▶ _GIVEN TASK_: Wherever "name" appears in a line, copy that line.

━━━━━━━━━━

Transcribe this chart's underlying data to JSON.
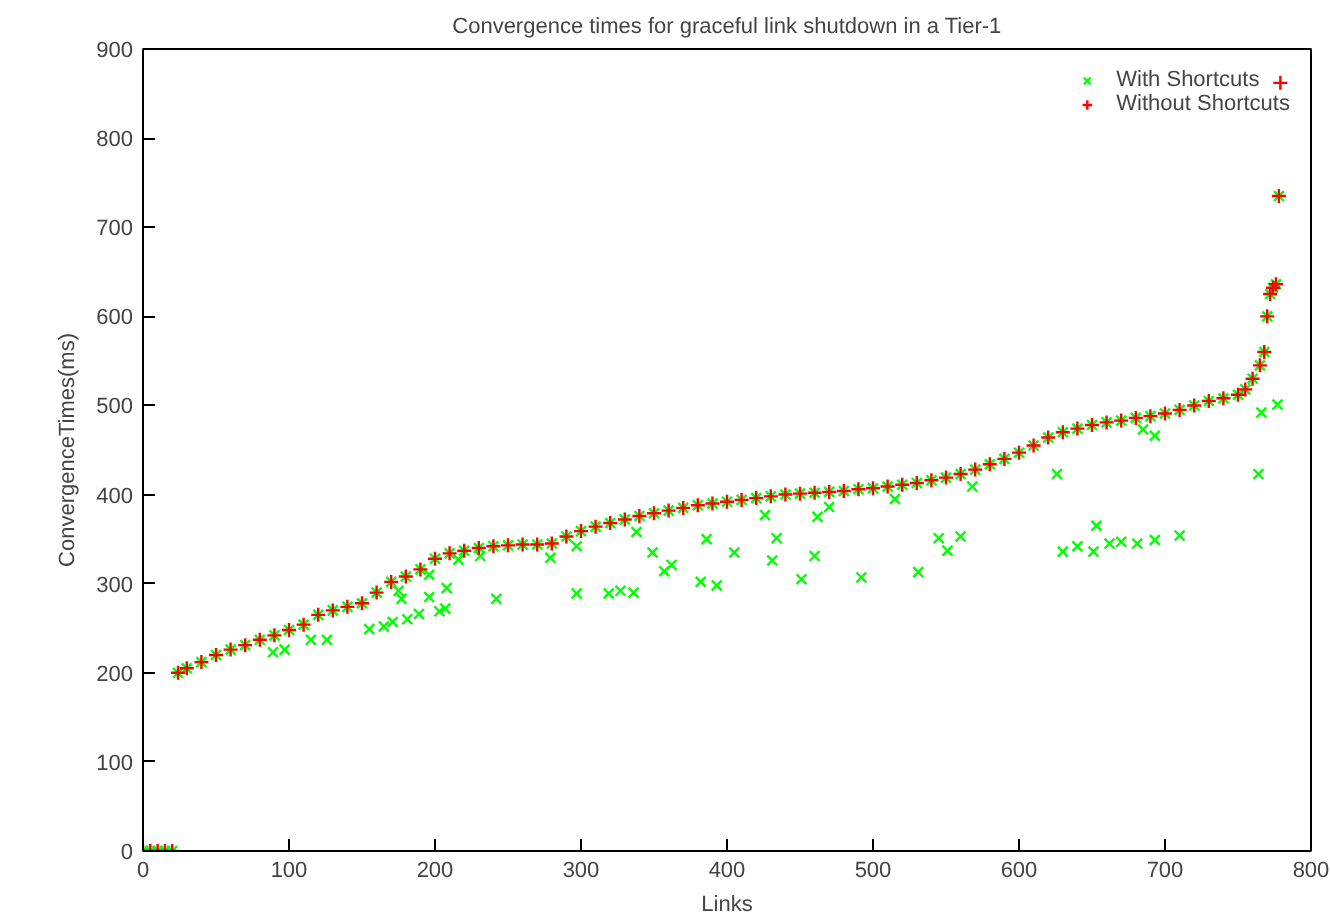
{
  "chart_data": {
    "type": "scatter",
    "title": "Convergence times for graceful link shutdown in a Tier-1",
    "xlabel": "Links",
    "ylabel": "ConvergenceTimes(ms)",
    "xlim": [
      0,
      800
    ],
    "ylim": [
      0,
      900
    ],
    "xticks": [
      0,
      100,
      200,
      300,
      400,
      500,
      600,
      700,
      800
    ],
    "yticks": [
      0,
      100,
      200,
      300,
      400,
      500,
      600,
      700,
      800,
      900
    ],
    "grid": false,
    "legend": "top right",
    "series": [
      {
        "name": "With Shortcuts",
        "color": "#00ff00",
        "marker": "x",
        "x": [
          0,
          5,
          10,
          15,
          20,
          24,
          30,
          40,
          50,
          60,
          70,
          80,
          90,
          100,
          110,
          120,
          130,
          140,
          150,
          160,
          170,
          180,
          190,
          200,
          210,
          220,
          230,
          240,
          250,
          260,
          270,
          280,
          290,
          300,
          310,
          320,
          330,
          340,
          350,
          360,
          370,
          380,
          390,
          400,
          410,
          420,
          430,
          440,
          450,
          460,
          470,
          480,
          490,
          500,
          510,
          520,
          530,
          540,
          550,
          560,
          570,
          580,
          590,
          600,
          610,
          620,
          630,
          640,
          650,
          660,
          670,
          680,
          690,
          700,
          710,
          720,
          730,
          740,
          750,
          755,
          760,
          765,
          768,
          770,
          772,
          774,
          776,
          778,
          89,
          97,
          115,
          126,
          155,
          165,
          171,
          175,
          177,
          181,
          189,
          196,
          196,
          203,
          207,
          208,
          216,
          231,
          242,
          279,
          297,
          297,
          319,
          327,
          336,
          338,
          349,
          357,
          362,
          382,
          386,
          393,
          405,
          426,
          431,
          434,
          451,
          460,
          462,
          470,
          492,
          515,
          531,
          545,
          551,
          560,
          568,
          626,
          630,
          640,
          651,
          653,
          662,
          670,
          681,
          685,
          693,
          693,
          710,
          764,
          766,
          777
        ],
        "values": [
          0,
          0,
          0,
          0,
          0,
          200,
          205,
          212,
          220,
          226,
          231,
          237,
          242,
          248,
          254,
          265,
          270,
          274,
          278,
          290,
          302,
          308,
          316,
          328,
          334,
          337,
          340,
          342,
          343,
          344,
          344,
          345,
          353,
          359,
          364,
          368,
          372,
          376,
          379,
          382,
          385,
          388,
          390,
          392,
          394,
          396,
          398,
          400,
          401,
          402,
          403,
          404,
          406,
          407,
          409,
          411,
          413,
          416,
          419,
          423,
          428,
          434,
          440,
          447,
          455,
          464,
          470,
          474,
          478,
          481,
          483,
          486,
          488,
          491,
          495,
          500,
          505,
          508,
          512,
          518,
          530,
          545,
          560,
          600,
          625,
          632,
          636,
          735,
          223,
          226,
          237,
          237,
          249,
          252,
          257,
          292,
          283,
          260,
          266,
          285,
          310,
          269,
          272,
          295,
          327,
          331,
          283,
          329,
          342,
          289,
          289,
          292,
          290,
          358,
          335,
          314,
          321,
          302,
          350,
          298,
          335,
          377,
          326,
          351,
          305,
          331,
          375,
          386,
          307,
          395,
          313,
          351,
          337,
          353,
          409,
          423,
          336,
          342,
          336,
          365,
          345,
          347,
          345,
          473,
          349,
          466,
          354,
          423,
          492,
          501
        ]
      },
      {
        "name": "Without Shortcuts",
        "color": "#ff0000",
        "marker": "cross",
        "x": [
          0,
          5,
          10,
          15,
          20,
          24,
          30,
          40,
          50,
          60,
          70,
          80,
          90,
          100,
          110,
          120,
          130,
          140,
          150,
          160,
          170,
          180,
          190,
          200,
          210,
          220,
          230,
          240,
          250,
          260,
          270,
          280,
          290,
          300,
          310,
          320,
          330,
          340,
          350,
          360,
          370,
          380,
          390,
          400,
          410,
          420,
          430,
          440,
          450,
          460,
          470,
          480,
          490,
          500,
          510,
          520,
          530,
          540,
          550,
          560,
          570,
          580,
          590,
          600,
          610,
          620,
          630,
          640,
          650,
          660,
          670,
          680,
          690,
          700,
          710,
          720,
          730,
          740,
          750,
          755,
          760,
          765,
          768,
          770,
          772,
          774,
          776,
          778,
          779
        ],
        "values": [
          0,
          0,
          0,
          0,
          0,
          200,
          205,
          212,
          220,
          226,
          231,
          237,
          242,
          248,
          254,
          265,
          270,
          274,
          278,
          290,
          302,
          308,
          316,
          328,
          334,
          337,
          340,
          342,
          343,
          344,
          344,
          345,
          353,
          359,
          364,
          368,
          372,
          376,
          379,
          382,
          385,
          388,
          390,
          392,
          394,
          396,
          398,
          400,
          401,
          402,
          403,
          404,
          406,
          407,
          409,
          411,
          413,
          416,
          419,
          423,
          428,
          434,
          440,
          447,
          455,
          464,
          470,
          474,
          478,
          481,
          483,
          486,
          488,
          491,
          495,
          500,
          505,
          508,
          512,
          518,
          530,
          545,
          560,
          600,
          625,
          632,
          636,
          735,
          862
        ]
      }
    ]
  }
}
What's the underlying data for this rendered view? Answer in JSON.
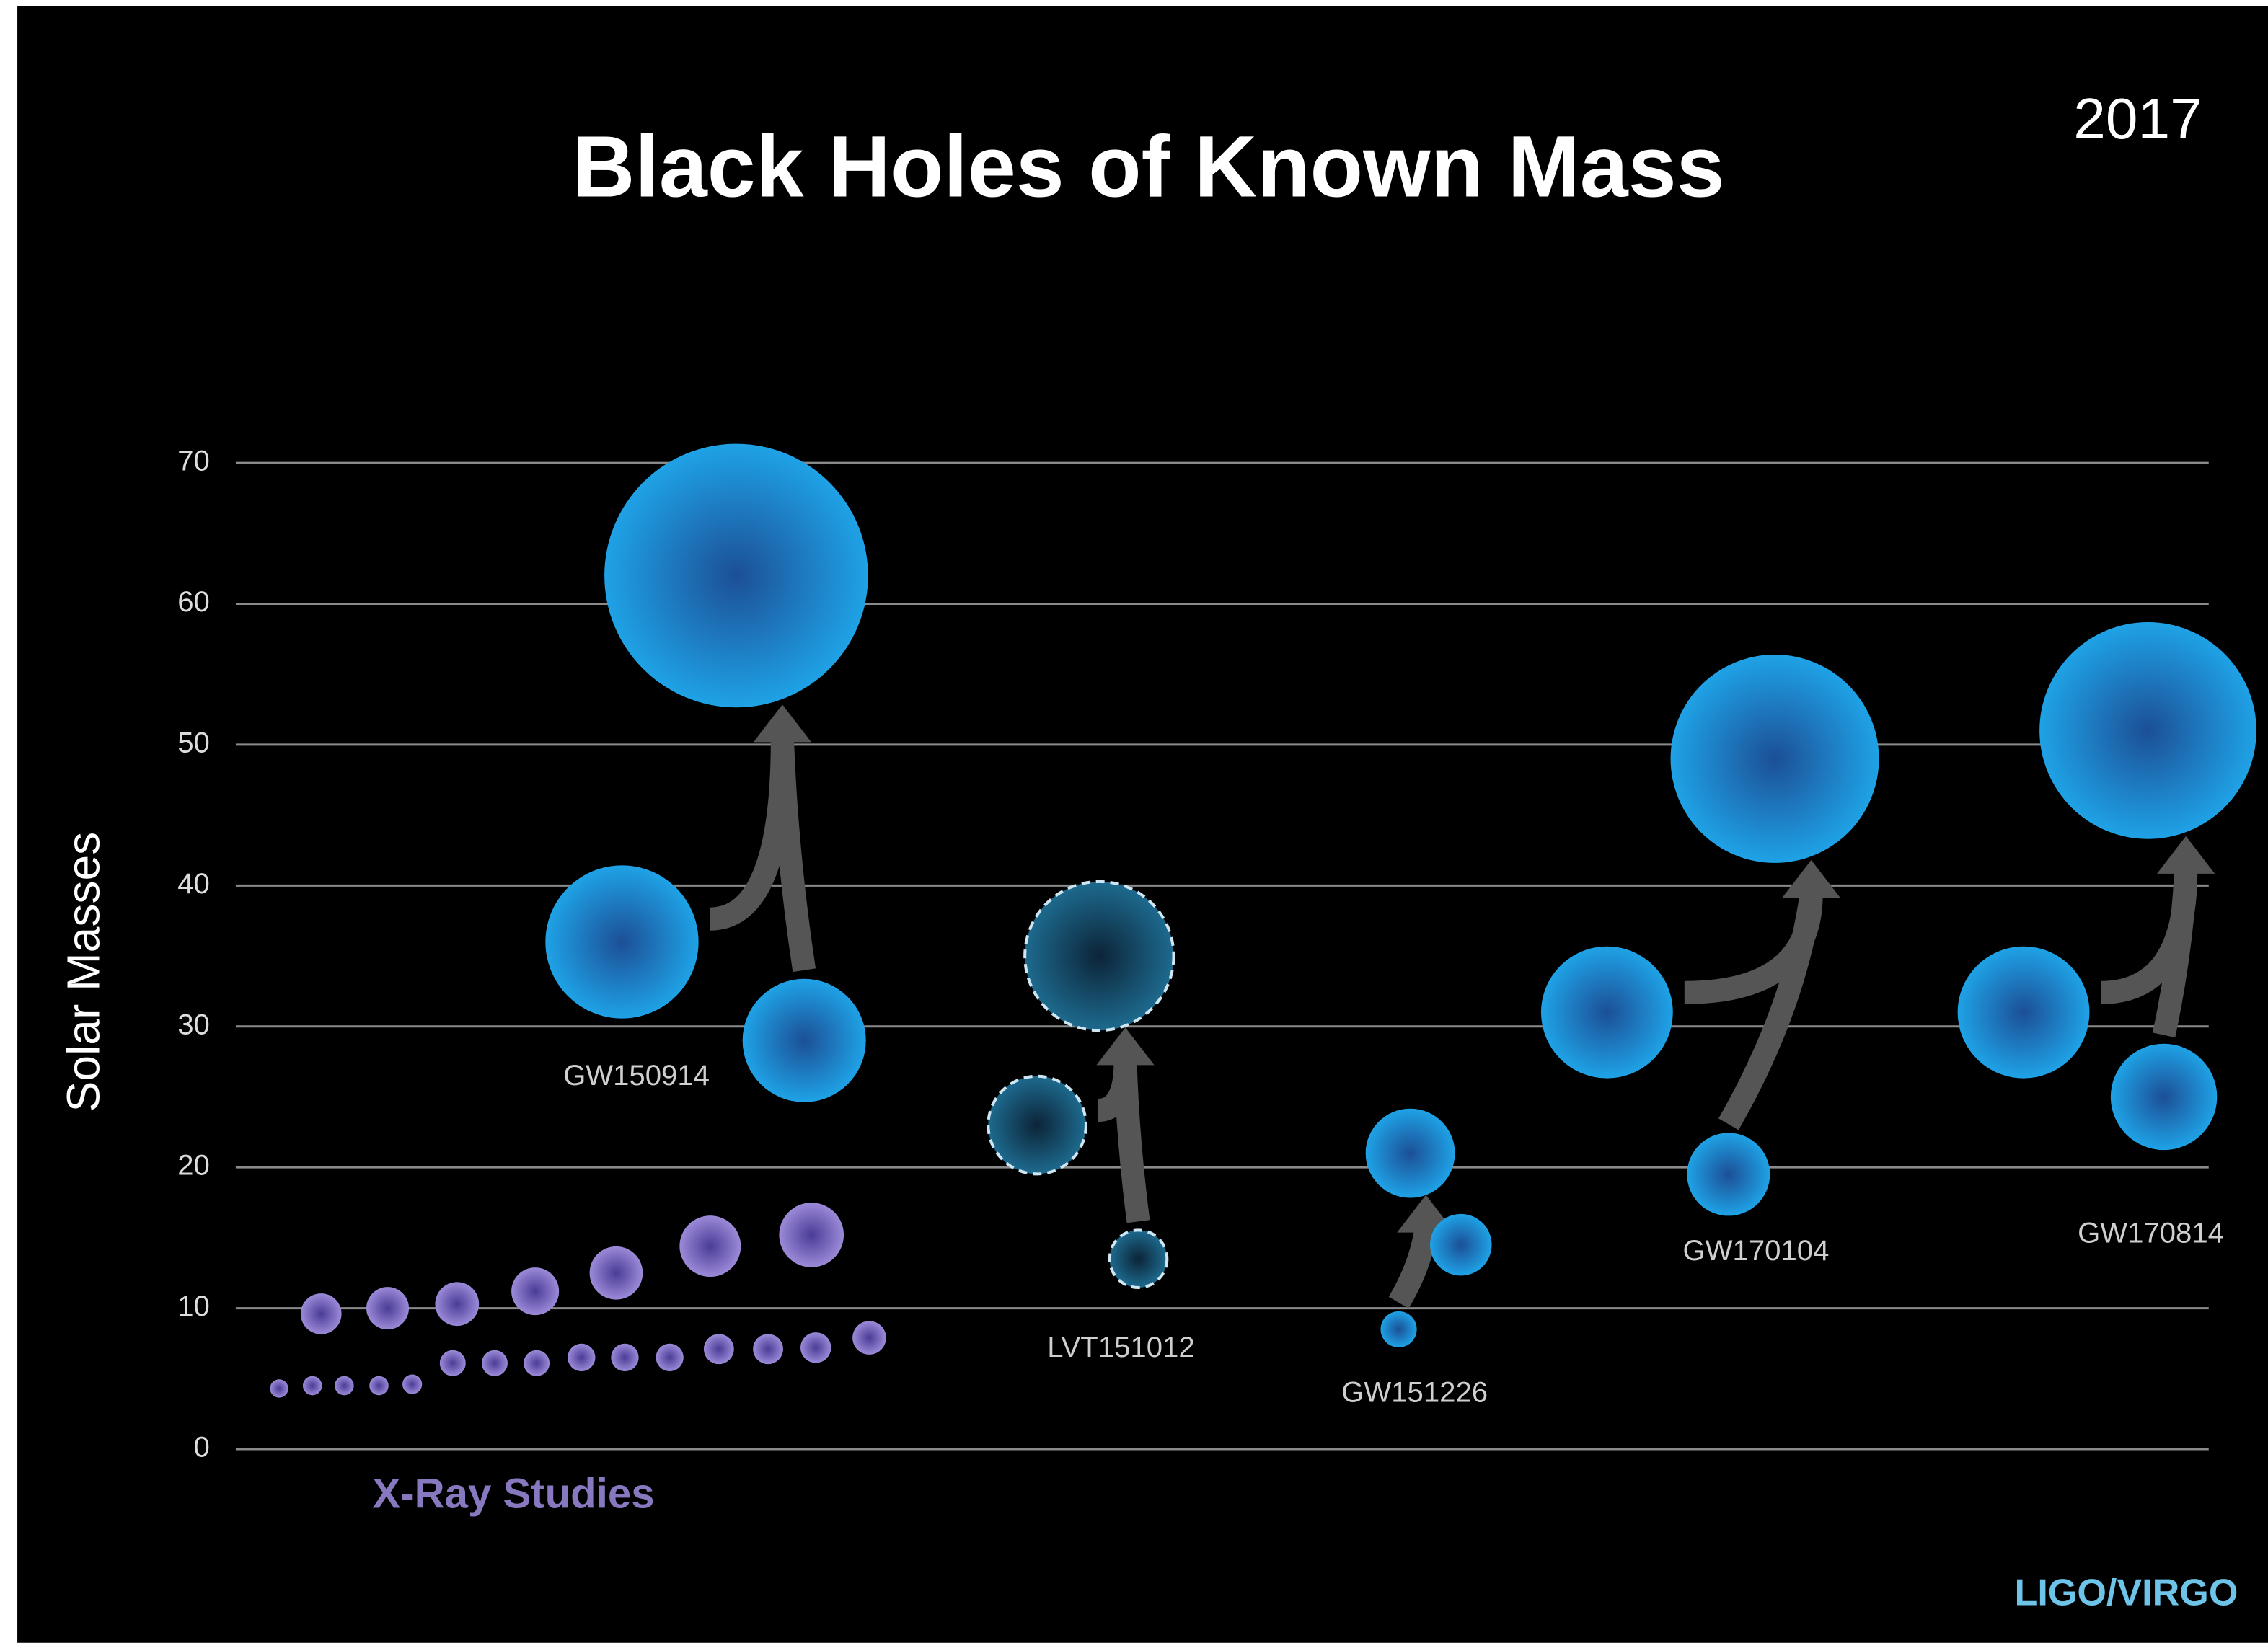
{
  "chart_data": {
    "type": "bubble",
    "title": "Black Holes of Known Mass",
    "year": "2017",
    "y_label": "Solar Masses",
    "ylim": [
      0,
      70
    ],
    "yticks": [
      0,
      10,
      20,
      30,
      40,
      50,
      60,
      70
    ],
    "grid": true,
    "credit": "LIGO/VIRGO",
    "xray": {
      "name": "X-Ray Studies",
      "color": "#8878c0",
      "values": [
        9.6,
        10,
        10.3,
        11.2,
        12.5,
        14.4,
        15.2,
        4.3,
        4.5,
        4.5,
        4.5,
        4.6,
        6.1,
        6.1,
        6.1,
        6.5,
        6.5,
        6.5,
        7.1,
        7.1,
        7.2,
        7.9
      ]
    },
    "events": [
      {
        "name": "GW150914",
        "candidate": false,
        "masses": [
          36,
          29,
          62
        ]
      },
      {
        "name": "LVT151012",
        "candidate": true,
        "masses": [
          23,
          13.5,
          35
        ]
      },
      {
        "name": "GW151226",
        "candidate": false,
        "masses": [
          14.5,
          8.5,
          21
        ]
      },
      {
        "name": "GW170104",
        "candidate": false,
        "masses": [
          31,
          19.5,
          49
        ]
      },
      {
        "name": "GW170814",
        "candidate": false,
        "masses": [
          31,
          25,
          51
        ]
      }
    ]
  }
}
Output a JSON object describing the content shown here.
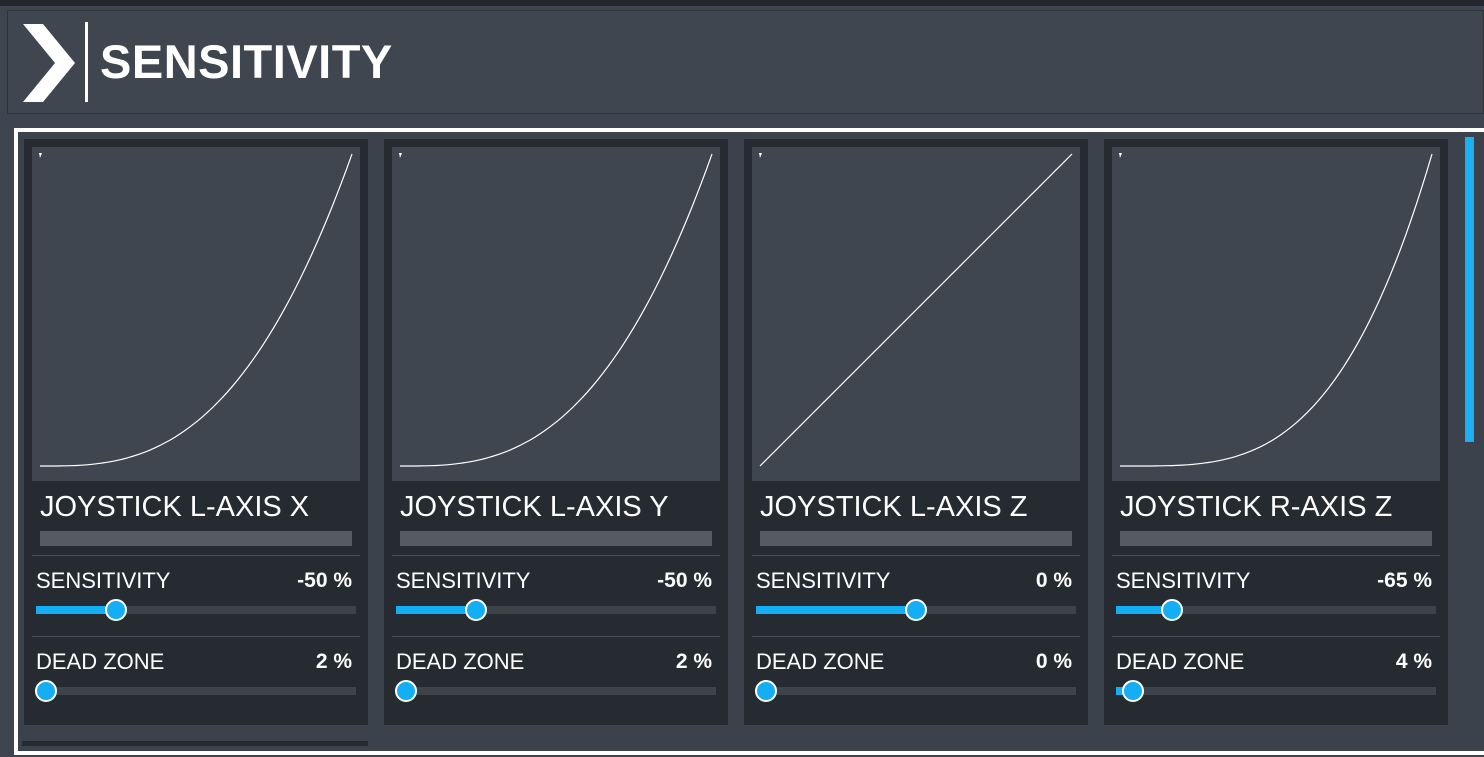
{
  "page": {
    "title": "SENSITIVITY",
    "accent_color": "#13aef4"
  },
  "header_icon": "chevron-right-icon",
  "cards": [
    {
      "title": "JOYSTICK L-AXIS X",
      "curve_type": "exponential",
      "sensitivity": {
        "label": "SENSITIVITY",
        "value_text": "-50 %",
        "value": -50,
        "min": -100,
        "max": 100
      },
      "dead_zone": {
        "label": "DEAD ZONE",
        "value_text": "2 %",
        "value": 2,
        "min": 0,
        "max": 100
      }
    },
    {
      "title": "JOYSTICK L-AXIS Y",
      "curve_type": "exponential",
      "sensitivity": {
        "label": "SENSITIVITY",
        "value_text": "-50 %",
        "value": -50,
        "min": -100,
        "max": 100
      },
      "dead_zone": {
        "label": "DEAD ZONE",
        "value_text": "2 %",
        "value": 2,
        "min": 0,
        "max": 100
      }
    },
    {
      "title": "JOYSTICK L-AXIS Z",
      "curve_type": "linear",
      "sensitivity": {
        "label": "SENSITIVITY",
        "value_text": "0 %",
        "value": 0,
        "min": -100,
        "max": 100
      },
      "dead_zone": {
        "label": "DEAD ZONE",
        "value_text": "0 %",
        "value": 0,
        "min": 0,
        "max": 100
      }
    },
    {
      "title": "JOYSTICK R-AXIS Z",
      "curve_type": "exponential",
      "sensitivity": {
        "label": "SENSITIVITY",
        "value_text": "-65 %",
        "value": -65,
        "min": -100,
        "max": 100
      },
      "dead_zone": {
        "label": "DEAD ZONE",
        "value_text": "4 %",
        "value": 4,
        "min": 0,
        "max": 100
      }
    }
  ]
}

━━━━━━━━━━

▶ _COMPLETE ANSWER_:
        "name": "With Shortcuts",
        "name": "Without Shortcuts",
      "name": "X-Ray Studies",
        "name": "GW150914",
        "name": "LVT151012",
        "name": "GW151226",
        "name": "GW170104",
        "name": "GW170814",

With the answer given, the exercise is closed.